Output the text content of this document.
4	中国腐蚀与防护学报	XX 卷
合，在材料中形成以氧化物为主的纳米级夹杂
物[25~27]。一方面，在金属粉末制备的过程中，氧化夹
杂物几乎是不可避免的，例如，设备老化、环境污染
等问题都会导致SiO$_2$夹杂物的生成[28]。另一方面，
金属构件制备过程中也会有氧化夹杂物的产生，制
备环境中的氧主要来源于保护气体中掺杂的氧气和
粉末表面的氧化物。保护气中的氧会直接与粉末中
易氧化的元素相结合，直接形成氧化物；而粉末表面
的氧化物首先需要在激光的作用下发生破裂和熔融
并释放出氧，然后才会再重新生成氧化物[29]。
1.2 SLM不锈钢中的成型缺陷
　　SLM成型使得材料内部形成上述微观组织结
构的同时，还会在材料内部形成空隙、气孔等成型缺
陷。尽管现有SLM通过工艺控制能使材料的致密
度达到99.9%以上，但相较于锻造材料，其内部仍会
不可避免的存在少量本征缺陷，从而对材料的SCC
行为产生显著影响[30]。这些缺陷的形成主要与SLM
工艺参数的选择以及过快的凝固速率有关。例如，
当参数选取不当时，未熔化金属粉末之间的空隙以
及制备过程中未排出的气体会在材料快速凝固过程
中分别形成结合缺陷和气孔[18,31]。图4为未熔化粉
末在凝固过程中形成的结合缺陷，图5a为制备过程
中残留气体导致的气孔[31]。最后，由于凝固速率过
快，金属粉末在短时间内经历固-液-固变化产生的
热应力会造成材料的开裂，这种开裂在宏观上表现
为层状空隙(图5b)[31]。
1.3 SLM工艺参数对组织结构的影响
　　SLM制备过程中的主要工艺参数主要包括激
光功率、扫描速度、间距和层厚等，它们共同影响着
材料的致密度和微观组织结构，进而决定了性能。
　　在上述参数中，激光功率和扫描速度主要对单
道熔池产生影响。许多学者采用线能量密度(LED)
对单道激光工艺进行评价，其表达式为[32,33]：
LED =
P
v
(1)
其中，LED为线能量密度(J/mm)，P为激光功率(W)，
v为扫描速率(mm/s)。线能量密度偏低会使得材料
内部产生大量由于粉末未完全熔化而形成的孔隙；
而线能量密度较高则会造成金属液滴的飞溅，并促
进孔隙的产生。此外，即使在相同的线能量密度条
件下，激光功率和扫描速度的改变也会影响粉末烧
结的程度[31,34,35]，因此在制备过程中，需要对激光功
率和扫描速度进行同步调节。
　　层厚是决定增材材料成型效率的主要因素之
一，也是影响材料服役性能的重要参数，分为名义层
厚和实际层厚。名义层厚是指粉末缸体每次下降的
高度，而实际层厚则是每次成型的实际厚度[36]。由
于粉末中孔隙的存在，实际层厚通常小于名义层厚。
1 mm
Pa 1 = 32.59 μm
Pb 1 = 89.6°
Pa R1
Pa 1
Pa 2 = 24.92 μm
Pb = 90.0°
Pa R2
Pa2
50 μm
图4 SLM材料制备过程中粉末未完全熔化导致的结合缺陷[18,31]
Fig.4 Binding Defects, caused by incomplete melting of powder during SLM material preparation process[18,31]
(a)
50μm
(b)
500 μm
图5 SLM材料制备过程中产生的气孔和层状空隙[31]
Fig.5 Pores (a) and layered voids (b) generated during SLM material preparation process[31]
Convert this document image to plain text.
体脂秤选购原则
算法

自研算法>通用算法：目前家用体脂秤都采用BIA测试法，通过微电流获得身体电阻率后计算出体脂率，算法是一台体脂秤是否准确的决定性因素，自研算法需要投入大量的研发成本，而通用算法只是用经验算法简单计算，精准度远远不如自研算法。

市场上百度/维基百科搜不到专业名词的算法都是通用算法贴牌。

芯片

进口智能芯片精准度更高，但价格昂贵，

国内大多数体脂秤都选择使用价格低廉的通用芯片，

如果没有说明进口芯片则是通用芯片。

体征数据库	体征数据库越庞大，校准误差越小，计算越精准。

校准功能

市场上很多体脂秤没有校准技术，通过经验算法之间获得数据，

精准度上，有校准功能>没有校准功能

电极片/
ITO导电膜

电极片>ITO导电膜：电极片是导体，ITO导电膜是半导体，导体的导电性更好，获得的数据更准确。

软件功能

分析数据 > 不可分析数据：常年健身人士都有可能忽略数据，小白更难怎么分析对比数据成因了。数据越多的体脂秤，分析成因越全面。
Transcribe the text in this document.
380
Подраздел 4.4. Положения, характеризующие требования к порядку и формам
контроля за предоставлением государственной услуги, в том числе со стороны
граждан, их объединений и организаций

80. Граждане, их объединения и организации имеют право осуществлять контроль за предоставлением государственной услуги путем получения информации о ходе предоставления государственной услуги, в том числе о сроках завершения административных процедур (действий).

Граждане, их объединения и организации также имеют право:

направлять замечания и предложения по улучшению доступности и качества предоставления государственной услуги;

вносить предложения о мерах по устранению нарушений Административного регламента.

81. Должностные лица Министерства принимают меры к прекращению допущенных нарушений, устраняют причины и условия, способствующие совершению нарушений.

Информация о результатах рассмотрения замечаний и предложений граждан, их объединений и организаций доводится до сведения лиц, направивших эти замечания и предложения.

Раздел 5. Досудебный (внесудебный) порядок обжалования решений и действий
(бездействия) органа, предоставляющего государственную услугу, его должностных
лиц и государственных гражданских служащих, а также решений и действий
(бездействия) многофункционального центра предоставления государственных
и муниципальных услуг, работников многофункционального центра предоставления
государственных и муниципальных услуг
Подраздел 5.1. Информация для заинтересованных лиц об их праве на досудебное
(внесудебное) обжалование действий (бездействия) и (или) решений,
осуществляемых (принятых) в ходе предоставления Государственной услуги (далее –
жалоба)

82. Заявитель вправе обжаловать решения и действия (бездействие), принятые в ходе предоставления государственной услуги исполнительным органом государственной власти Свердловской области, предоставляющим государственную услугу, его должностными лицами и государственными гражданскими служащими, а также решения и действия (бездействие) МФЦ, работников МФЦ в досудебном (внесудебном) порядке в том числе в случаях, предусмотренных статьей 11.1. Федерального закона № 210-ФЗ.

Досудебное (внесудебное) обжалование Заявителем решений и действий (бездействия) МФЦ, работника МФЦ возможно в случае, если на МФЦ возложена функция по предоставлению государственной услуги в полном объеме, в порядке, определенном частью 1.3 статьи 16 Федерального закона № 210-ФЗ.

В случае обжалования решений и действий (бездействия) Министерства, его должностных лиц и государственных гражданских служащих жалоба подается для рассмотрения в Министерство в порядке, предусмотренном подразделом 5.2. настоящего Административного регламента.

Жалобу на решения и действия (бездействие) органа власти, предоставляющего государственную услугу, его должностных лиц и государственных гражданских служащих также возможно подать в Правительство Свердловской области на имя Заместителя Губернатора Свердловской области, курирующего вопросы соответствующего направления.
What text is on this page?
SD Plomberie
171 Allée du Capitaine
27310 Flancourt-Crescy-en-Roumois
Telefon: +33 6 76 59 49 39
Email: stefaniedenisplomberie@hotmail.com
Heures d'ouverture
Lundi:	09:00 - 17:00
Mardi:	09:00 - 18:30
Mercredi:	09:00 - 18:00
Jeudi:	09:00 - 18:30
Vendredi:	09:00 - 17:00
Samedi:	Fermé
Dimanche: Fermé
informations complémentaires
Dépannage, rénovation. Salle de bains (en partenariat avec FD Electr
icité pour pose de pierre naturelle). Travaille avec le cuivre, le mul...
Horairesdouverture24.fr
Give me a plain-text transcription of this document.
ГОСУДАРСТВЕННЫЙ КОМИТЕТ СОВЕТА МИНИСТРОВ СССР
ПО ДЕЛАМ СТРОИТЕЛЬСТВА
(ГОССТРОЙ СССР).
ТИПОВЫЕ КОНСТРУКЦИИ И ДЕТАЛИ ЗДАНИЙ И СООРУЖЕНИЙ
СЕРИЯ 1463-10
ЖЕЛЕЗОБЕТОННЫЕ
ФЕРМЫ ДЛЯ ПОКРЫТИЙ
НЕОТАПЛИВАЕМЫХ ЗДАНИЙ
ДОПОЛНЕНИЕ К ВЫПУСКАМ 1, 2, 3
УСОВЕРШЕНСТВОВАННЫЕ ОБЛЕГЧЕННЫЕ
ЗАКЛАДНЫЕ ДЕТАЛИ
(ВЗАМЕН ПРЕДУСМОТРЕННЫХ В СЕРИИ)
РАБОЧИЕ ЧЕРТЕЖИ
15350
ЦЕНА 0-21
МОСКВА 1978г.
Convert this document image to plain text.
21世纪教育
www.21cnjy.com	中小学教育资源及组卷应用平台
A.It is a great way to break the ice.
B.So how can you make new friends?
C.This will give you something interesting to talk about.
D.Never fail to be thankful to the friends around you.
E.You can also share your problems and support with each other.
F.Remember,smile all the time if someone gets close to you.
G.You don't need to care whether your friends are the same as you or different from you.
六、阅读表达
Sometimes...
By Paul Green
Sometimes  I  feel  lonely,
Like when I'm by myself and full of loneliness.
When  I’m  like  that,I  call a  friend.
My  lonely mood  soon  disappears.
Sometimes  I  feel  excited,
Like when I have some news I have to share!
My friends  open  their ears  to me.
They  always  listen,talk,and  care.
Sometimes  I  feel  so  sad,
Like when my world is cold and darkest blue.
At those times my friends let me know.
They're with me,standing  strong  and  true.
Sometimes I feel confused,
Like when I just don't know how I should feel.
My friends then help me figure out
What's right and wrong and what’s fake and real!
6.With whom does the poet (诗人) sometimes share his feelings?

* _EXERCISE INSTRUCTIONS_
Return the number of lines that include the word "Граждане", and nothing else.

* _ANSWER_
2